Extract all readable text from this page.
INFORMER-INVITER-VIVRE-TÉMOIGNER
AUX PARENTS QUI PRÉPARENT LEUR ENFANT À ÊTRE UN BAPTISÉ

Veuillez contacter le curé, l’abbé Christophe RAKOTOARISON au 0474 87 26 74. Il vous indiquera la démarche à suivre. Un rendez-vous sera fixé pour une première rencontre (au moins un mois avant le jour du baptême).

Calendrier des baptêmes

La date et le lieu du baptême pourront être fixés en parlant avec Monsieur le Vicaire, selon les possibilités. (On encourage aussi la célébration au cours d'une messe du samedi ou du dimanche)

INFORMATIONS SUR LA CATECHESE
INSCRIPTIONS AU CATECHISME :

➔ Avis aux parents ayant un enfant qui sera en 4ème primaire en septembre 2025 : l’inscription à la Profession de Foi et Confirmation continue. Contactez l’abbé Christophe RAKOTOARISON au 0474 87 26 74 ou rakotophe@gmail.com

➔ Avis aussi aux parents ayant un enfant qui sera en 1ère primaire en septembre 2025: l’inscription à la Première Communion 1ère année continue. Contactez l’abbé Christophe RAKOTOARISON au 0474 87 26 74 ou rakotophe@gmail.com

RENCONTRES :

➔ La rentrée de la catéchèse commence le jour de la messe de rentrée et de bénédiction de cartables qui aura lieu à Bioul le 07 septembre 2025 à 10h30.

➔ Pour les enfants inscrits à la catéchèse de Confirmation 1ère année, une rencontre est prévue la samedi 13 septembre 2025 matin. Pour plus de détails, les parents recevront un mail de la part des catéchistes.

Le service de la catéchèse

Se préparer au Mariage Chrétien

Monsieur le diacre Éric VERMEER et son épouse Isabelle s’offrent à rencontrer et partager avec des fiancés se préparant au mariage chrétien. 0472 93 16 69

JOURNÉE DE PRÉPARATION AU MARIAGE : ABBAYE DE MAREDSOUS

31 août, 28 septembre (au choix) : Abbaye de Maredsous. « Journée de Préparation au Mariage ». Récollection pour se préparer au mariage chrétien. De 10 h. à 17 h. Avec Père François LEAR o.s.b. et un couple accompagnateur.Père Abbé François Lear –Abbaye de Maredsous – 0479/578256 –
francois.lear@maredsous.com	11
--------------------------------
**Challenge**
Find all lines holding the string "lieu" and copy them.

**Result**
La date et le lieu du baptême pourront être fixés en parlant avec Monsieur le Vicaire, selon les possibilités. (On encourage aussi la célébration au cours d'une messe du samedi ou du dimanche)
➔ La rentrée de la catéchèse commence le jour de la messe de rentrée et de bénédiction de cartables qui aura lieu à Bioul le 07 septembre 2025 à 10h30.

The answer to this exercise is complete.